### REQUIREMENTS:
Show each line of the data below that has the string "Number" in it.

++++ ROWS

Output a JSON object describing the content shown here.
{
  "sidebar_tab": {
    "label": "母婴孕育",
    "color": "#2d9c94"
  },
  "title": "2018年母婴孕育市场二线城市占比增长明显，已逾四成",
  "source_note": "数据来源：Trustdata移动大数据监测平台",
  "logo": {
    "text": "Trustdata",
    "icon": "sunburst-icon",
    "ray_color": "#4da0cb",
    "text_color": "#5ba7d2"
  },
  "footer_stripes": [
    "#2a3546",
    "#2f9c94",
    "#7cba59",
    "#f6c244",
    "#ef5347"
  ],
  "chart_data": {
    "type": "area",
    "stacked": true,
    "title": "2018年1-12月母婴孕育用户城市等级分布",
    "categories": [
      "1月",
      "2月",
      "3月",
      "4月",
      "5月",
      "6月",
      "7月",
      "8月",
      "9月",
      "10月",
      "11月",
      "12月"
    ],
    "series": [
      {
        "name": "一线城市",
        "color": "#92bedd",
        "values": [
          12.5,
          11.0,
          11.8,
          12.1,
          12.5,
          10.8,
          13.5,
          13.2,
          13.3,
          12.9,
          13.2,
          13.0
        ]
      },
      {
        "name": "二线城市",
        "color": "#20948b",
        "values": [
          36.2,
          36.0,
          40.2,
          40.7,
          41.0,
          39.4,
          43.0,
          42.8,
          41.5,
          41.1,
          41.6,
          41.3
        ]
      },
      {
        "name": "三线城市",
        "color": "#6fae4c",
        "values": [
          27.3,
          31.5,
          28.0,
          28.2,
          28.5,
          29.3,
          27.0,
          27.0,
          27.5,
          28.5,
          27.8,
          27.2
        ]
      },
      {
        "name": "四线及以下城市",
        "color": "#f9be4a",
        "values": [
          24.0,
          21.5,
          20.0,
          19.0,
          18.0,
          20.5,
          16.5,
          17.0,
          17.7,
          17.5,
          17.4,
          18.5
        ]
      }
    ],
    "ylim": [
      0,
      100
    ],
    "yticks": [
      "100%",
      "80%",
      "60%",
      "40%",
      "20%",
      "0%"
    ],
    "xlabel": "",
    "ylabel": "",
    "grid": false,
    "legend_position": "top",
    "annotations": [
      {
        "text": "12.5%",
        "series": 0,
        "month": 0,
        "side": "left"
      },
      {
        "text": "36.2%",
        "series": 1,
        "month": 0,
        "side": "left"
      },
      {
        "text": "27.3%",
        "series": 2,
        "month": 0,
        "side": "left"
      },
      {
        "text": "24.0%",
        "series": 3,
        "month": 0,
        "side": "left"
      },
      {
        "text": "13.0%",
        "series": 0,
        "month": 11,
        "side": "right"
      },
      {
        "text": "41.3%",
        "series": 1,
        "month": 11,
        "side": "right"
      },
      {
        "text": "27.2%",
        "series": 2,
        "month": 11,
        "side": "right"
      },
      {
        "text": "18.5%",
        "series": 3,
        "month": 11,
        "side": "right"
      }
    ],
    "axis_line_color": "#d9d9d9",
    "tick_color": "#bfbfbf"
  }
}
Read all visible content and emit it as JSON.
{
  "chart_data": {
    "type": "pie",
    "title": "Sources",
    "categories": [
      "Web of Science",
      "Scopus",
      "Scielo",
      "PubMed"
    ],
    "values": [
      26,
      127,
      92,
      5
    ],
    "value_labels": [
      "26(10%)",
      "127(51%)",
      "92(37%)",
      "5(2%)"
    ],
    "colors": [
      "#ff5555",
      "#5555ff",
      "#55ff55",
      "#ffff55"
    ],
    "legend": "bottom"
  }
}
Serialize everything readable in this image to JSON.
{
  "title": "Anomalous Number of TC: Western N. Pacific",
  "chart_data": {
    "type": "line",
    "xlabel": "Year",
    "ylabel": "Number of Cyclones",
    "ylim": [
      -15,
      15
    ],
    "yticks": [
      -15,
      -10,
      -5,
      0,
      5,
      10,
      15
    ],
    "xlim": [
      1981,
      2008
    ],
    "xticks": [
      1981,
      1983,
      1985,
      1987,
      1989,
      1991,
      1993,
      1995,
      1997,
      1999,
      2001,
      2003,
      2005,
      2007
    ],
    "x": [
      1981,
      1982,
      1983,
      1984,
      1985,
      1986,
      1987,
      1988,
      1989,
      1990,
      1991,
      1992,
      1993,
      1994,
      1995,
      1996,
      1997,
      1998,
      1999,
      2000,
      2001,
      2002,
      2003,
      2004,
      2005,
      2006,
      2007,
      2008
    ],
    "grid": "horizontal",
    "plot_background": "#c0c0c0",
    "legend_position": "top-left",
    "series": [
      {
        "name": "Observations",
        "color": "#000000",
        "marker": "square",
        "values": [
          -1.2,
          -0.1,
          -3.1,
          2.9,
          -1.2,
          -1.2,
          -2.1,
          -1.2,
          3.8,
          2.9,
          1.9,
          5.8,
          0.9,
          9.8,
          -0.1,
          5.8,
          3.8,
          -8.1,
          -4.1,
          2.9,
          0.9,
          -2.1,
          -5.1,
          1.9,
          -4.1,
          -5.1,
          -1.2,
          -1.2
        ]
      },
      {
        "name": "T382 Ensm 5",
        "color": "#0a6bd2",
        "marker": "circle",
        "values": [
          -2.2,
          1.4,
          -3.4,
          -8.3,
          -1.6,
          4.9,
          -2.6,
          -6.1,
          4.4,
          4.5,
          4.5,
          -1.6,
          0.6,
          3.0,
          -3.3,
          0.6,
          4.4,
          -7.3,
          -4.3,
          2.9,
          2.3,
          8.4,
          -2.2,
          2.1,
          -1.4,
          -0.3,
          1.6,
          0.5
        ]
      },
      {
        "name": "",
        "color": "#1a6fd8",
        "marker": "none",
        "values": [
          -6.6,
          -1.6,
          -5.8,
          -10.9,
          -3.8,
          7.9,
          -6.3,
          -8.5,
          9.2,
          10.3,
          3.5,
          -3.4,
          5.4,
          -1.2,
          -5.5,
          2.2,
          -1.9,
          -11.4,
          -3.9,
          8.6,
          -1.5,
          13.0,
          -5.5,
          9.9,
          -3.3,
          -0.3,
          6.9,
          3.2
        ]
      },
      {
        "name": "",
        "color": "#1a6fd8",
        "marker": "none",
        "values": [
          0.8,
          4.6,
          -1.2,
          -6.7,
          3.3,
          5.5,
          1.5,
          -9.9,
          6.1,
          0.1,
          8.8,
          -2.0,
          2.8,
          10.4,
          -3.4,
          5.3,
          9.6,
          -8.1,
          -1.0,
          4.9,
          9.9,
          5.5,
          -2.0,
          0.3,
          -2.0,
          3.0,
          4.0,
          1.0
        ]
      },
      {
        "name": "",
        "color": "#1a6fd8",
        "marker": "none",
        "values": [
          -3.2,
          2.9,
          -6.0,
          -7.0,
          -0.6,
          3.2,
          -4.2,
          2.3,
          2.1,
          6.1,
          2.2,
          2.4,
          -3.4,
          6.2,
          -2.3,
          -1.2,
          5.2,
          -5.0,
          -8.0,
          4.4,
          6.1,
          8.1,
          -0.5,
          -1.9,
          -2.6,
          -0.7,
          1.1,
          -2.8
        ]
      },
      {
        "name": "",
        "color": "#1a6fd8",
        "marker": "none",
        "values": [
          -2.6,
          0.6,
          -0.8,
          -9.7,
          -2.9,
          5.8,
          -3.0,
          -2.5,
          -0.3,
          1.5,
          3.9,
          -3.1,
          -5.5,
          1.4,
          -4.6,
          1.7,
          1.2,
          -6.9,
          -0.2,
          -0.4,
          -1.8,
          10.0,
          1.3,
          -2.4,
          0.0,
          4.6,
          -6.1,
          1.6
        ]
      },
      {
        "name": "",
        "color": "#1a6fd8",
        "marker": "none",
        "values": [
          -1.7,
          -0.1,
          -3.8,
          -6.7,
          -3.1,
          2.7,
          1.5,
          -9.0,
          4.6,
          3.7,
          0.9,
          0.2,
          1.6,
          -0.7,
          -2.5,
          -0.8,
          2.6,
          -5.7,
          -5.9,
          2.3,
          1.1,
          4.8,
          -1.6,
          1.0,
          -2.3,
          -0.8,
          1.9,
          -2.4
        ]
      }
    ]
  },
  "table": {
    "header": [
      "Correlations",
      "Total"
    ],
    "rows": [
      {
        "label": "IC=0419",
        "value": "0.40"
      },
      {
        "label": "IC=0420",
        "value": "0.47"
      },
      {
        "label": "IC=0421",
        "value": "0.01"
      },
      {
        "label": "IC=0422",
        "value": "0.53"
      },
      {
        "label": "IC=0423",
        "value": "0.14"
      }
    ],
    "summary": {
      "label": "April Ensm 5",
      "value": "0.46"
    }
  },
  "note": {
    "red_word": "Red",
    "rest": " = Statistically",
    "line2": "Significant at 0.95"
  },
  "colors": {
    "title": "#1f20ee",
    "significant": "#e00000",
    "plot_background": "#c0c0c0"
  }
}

++++++++

### REPLY TO THE EXERCISE:
  "title": "Anomalous Number of TC: Western N. Pacific",
    "ylabel": "Number of Cyclones",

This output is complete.